Aim:
Give the number of lines containing the word "Trend", and nothing else.

Exercise input:
+---+

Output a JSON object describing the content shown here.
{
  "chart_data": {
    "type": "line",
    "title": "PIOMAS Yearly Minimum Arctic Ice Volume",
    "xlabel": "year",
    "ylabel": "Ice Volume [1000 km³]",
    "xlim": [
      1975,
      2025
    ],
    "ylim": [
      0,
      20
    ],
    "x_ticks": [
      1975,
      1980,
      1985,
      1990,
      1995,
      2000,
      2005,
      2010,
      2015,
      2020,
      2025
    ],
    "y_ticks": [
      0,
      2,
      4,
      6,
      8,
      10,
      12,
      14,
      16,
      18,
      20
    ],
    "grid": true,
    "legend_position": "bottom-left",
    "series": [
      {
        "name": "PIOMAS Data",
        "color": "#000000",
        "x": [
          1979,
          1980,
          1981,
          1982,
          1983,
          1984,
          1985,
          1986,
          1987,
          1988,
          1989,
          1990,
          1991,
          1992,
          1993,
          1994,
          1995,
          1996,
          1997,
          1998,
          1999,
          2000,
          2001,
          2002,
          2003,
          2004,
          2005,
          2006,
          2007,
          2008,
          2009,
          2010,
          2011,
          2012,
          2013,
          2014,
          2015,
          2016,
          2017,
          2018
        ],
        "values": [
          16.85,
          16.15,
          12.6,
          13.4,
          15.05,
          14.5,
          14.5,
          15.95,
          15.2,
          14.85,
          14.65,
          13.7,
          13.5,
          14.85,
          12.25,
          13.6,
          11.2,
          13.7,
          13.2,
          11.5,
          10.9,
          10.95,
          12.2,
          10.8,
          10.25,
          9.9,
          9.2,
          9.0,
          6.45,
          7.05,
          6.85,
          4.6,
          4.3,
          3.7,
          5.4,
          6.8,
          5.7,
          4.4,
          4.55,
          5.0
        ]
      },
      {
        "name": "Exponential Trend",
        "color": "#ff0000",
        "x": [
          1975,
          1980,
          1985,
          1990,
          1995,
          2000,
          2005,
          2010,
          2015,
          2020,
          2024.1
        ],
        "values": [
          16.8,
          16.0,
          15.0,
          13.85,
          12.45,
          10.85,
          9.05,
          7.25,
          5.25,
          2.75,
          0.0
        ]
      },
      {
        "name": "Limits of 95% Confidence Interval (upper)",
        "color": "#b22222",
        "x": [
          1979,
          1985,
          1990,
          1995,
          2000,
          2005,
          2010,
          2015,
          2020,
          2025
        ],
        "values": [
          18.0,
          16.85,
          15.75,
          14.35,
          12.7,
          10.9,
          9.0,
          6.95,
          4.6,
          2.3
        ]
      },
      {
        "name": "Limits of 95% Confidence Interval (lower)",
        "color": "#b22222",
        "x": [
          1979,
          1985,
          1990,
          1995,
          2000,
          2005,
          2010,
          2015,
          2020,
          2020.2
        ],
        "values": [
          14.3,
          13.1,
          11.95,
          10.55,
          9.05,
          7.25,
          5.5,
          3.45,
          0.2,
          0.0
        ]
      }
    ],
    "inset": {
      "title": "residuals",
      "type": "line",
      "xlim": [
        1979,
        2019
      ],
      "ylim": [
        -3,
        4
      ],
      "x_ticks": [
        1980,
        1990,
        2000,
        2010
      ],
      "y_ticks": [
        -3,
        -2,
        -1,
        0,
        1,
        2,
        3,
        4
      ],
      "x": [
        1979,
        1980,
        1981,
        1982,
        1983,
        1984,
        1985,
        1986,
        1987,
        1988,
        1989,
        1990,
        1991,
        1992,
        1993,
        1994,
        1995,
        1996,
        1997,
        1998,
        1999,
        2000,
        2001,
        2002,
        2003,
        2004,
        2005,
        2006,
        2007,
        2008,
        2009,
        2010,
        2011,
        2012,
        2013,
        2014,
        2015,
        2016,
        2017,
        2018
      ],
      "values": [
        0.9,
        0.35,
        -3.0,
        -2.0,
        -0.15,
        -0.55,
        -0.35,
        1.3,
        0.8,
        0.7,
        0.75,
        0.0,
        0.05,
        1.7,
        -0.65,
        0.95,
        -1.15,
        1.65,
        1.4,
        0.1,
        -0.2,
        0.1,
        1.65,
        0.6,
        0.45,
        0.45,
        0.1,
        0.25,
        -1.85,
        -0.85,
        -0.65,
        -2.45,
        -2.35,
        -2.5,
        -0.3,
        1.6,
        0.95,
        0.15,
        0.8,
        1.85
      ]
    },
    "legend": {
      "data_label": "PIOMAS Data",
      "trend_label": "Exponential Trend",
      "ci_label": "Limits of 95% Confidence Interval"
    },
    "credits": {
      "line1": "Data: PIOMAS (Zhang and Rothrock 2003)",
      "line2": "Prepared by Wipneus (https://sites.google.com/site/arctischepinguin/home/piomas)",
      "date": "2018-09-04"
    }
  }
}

+---+

Final result:
2